* What is asked *
Reproduce the material exactly, omitting nothing.

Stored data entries
start
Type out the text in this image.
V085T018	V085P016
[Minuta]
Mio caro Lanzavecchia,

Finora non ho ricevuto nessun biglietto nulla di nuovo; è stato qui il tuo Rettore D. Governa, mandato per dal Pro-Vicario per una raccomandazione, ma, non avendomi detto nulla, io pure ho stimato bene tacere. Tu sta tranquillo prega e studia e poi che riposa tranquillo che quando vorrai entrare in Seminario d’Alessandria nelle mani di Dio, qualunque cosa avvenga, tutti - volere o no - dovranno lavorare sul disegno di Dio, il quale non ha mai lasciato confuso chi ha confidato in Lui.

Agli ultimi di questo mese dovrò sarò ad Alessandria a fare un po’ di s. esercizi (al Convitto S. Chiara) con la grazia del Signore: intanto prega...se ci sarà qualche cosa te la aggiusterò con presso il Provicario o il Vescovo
end
* Result *
Type out the text in this image.
V085T018	V085P016
[Minuta]
Mio caro Lanzavecchia,

Finora non ho ricevuto nessun biglietto nulla di nuovo; è stato qui il tuo Rettore D. Governa, mandato per dal Pro-Vicario per una raccomandazione, ma, non avendomi detto nulla, io pure ho stimato bene tacere. Tu sta tranquillo prega e studia e poi che riposa tranquillo che quando vorrai entrare in Seminario d’Alessandria nelle mani di Dio, qualunque cosa avvenga, tutti - volere o no - dovranno lavorare sul disegno di Dio, il quale non ha mai lasciato confuso chi ha confidato in Lui.

Agli ultimi di questo mese dovrò sarò ad Alessandria a fare un po’ di s. esercizi (al Convitto S. Chiara) con la grazia del Signore: intanto prega...se ci sarà qualche cosa te la aggiusterò con presso il Provicario o il Vescovo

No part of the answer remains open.